• [THE REQUEST] Without the pictures, write out all the lines below exactly as they appear.

*-*-*

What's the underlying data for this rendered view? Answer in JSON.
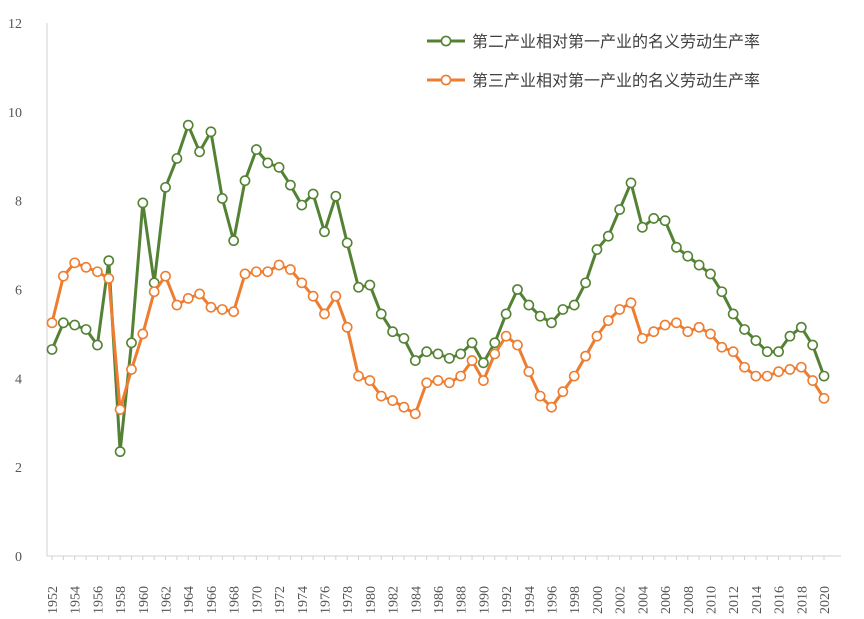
{
  "chart_data": {
    "type": "line",
    "title": "",
    "xlabel": "",
    "ylabel": "",
    "ylim": [
      0,
      12
    ],
    "yticks": [
      0,
      2,
      4,
      6,
      8,
      10,
      12
    ],
    "x": [
      1952,
      1953,
      1954,
      1955,
      1956,
      1957,
      1958,
      1959,
      1960,
      1961,
      1962,
      1963,
      1964,
      1965,
      1966,
      1967,
      1968,
      1969,
      1970,
      1971,
      1972,
      1973,
      1974,
      1975,
      1976,
      1977,
      1978,
      1979,
      1980,
      1981,
      1982,
      1983,
      1984,
      1985,
      1986,
      1987,
      1988,
      1989,
      1990,
      1991,
      1992,
      1993,
      1994,
      1995,
      1996,
      1997,
      1998,
      1999,
      2000,
      2001,
      2002,
      2003,
      2004,
      2005,
      2006,
      2007,
      2008,
      2009,
      2010,
      2011,
      2012,
      2013,
      2014,
      2015,
      2016,
      2017,
      2018,
      2019,
      2020
    ],
    "x_tick_labels": [
      "1952",
      "1954",
      "1956",
      "1958",
      "1960",
      "1962",
      "1964",
      "1966",
      "1968",
      "1970",
      "1972",
      "1974",
      "1976",
      "1978",
      "1980",
      "1982",
      "1984",
      "1986",
      "1988",
      "1990",
      "1992",
      "1994",
      "1996",
      "1998",
      "2000",
      "2002",
      "2004",
      "2006",
      "2008",
      "2010",
      "2012",
      "2014",
      "2016",
      "2018",
      "2020"
    ],
    "grid": false,
    "legend_position": "top-right",
    "series": [
      {
        "name": "第二产业相对第一产业的名义劳动生产率",
        "color": "#548235",
        "values": [
          4.65,
          5.25,
          5.2,
          5.1,
          4.75,
          6.65,
          2.35,
          4.8,
          7.95,
          6.15,
          8.3,
          8.95,
          9.7,
          9.1,
          9.55,
          8.05,
          7.1,
          8.45,
          9.15,
          8.85,
          8.75,
          8.35,
          7.9,
          8.15,
          7.3,
          8.1,
          7.05,
          6.05,
          6.1,
          5.45,
          5.05,
          4.9,
          4.4,
          4.6,
          4.55,
          4.45,
          4.55,
          4.8,
          4.35,
          4.8,
          5.45,
          6.0,
          5.65,
          5.4,
          5.25,
          5.55,
          5.65,
          6.15,
          6.9,
          7.2,
          7.8,
          8.4,
          7.4,
          7.6,
          7.55,
          6.95,
          6.75,
          6.55,
          6.35,
          5.95,
          5.45,
          5.1,
          4.85,
          4.6,
          4.6,
          4.95,
          5.15,
          4.75,
          4.05
        ]
      },
      {
        "name": "第三产业相对第一产业的名义劳动生产率",
        "color": "#ED7D31",
        "values": [
          5.25,
          6.3,
          6.6,
          6.5,
          6.4,
          6.25,
          3.3,
          4.2,
          5.0,
          5.95,
          6.3,
          5.65,
          5.8,
          5.9,
          5.6,
          5.55,
          5.5,
          6.35,
          6.4,
          6.4,
          6.55,
          6.45,
          6.15,
          5.85,
          5.45,
          5.85,
          5.15,
          4.05,
          3.95,
          3.6,
          3.5,
          3.35,
          3.2,
          3.9,
          3.95,
          3.9,
          4.05,
          4.4,
          3.95,
          4.55,
          4.95,
          4.75,
          4.15,
          3.6,
          3.35,
          3.7,
          4.05,
          4.5,
          4.95,
          5.3,
          5.55,
          5.7,
          4.9,
          5.05,
          5.2,
          5.25,
          5.05,
          5.15,
          5.0,
          4.7,
          4.6,
          4.25,
          4.05,
          4.05,
          4.15,
          4.2,
          4.25,
          3.95,
          3.55
        ]
      }
    ]
  }
}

*-*-*

• [SOLUTION FOR THIS PROBLEM]
What's the underlying data for this rendered view? Answer in JSON.
{
  "chart_data": {
    "type": "line",
    "title": "",
    "xlabel": "",
    "ylabel": "",
    "ylim": [
      0,
      12
    ],
    "yticks": [
      0,
      2,
      4,
      6,
      8,
      10,
      12
    ],
    "x": [
      1952,
      1953,
      1954,
      1955,
      1956,
      1957,
      1958,
      1959,
      1960,
      1961,
      1962,
      1963,
      1964,
      1965,
      1966,
      1967,
      1968,
      1969,
      1970,
      1971,
      1972,
      1973,
      1974,
      1975,
      1976,
      1977,
      1978,
      1979,
      1980,
      1981,
      1982,
      1983,
      1984,
      1985,
      1986,
      1987,
      1988,
      1989,
      1990,
      1991,
      1992,
      1993,
      1994,
      1995,
      1996,
      1997,
      1998,
      1999,
      2000,
      2001,
      2002,
      2003,
      2004,
      2005,
      2006,
      2007,
      2008,
      2009,
      2010,
      2011,
      2012,
      2013,
      2014,
      2015,
      2016,
      2017,
      2018,
      2019,
      2020
    ],
    "x_tick_labels": [
      "1952",
      "1954",
      "1956",
      "1958",
      "1960",
      "1962",
      "1964",
      "1966",
      "1968",
      "1970",
      "1972",
      "1974",
      "1976",
      "1978",
      "1980",
      "1982",
      "1984",
      "1986",
      "1988",
      "1990",
      "1992",
      "1994",
      "1996",
      "1998",
      "2000",
      "2002",
      "2004",
      "2006",
      "2008",
      "2010",
      "2012",
      "2014",
      "2016",
      "2018",
      "2020"
    ],
    "grid": false,
    "legend_position": "top-right",
    "series": [
      {
        "name": "第二产业相对第一产业的名义劳动生产率",
        "color": "#548235",
        "values": [
          4.65,
          5.25,
          5.2,
          5.1,
          4.75,
          6.65,
          2.35,
          4.8,
          7.95,
          6.15,
          8.3,
          8.95,
          9.7,
          9.1,
          9.55,
          8.05,
          7.1,
          8.45,
          9.15,
          8.85,
          8.75,
          8.35,
          7.9,
          8.15,
          7.3,
          8.1,
          7.05,
          6.05,
          6.1,
          5.45,
          5.05,
          4.9,
          4.4,
          4.6,
          4.55,
          4.45,
          4.55,
          4.8,
          4.35,
          4.8,
          5.45,
          6.0,
          5.65,
          5.4,
          5.25,
          5.55,
          5.65,
          6.15,
          6.9,
          7.2,
          7.8,
          8.4,
          7.4,
          7.6,
          7.55,
          6.95,
          6.75,
          6.55,
          6.35,
          5.95,
          5.45,
          5.1,
          4.85,
          4.6,
          4.6,
          4.95,
          5.15,
          4.75,
          4.05
        ]
      },
      {
        "name": "第三产业相对第一产业的名义劳动生产率",
        "color": "#ED7D31",
        "values": [
          5.25,
          6.3,
          6.6,
          6.5,
          6.4,
          6.25,
          3.3,
          4.2,
          5.0,
          5.95,
          6.3,
          5.65,
          5.8,
          5.9,
          5.6,
          5.55,
          5.5,
          6.35,
          6.4,
          6.4,
          6.55,
          6.45,
          6.15,
          5.85,
          5.45,
          5.85,
          5.15,
          4.05,
          3.95,
          3.6,
          3.5,
          3.35,
          3.2,
          3.9,
          3.95,
          3.9,
          4.05,
          4.4,
          3.95,
          4.55,
          4.95,
          4.75,
          4.15,
          3.6,
          3.35,
          3.7,
          4.05,
          4.5,
          4.95,
          5.3,
          5.55,
          5.7,
          4.9,
          5.05,
          5.2,
          5.25,
          5.05,
          5.15,
          5.0,
          4.7,
          4.6,
          4.25,
          4.05,
          4.05,
          4.15,
          4.2,
          4.25,
          3.95,
          3.55
        ]
      }
    ]
  }
}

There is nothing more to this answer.